(Saved entries)
'''

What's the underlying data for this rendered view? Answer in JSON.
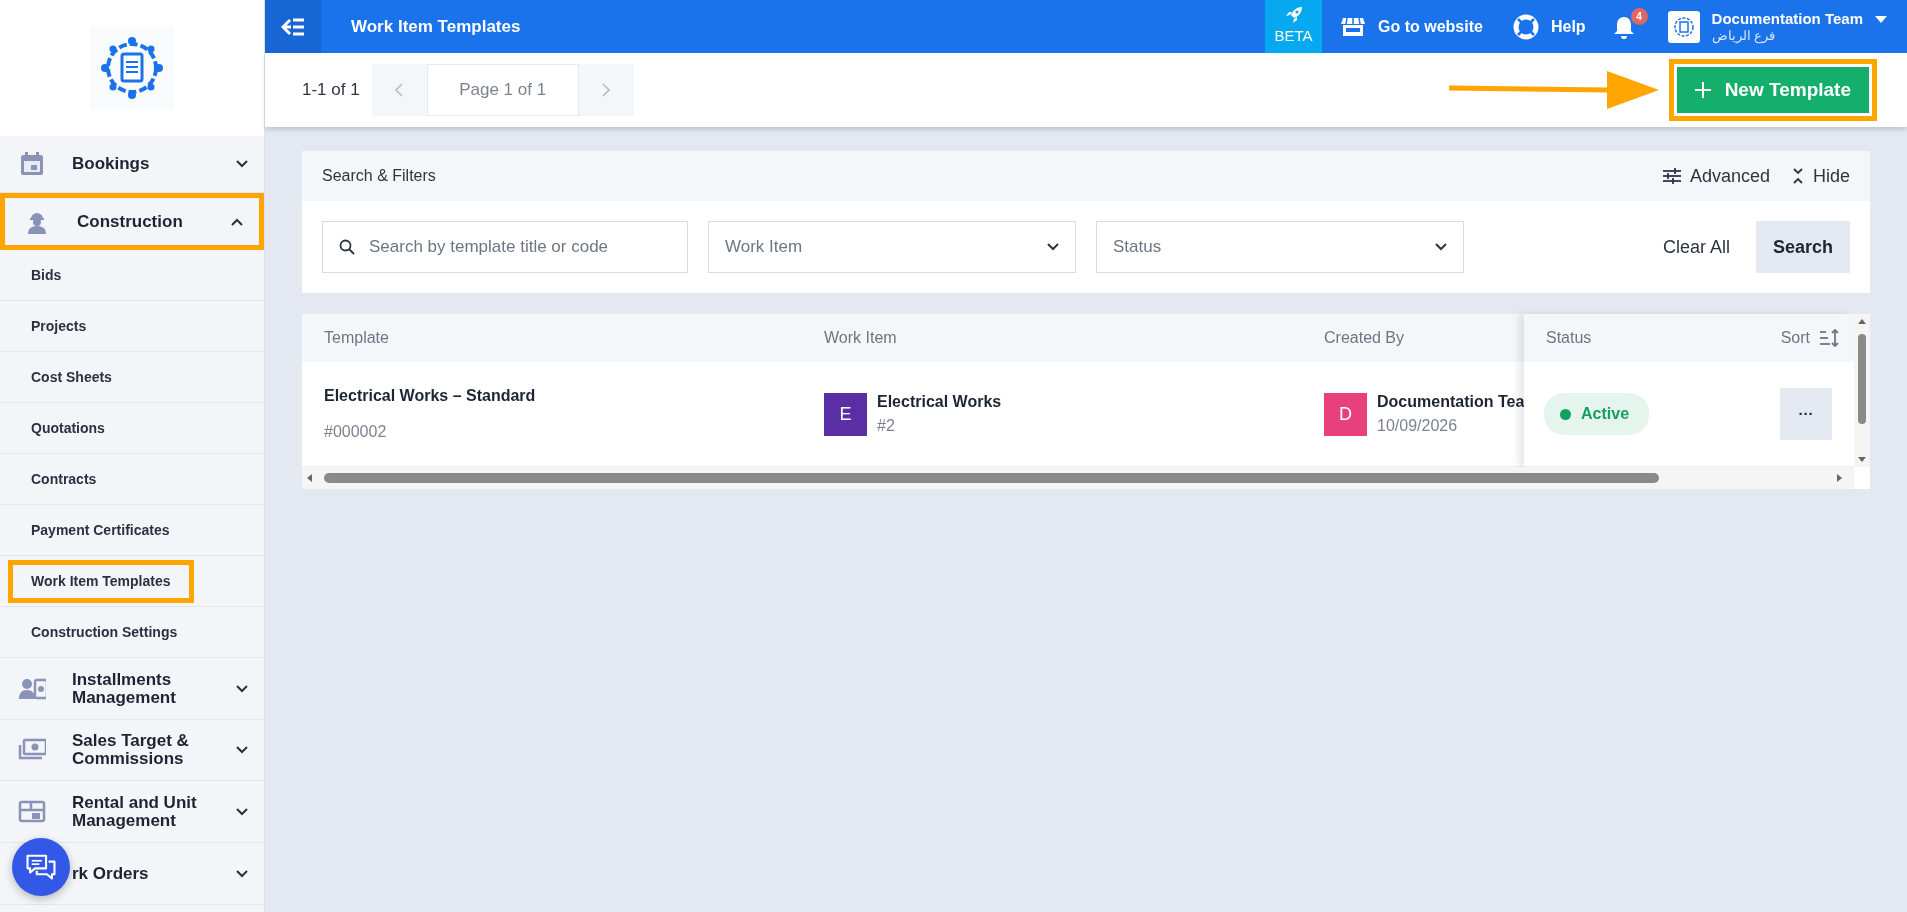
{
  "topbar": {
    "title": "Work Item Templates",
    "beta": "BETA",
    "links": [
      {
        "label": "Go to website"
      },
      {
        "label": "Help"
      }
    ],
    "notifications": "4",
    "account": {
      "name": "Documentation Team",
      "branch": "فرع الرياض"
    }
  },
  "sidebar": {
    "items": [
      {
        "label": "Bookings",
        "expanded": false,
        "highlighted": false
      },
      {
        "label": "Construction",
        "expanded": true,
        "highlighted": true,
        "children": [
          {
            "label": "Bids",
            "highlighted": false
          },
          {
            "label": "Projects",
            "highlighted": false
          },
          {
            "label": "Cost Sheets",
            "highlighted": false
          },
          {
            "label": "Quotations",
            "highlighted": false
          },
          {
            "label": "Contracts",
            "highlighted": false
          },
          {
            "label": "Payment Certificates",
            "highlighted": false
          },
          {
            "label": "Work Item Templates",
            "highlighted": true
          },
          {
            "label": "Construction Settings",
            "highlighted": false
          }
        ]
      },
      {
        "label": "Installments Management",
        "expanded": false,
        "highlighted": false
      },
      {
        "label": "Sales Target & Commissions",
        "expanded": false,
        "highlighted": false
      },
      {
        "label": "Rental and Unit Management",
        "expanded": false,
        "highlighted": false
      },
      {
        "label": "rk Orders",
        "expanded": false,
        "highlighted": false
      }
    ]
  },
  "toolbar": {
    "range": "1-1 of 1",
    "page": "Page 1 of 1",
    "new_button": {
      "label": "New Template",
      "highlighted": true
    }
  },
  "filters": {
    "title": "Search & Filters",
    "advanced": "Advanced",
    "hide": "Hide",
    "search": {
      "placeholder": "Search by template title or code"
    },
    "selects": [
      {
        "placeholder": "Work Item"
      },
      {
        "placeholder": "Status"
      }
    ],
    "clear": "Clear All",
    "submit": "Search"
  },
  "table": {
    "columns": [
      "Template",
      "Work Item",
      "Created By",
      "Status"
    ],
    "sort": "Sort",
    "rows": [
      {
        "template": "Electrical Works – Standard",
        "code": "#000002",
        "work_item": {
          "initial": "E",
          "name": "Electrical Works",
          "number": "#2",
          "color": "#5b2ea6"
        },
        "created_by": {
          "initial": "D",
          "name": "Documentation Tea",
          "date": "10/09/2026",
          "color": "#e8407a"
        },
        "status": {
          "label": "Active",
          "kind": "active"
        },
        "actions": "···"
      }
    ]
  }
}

'''

» **Task statement**: Locate all lines in the listing above with the word "Works" and copy them.

» **Exercise response**:
        "template": "Electrical Works – Standard",
          "name": "Electrical Works",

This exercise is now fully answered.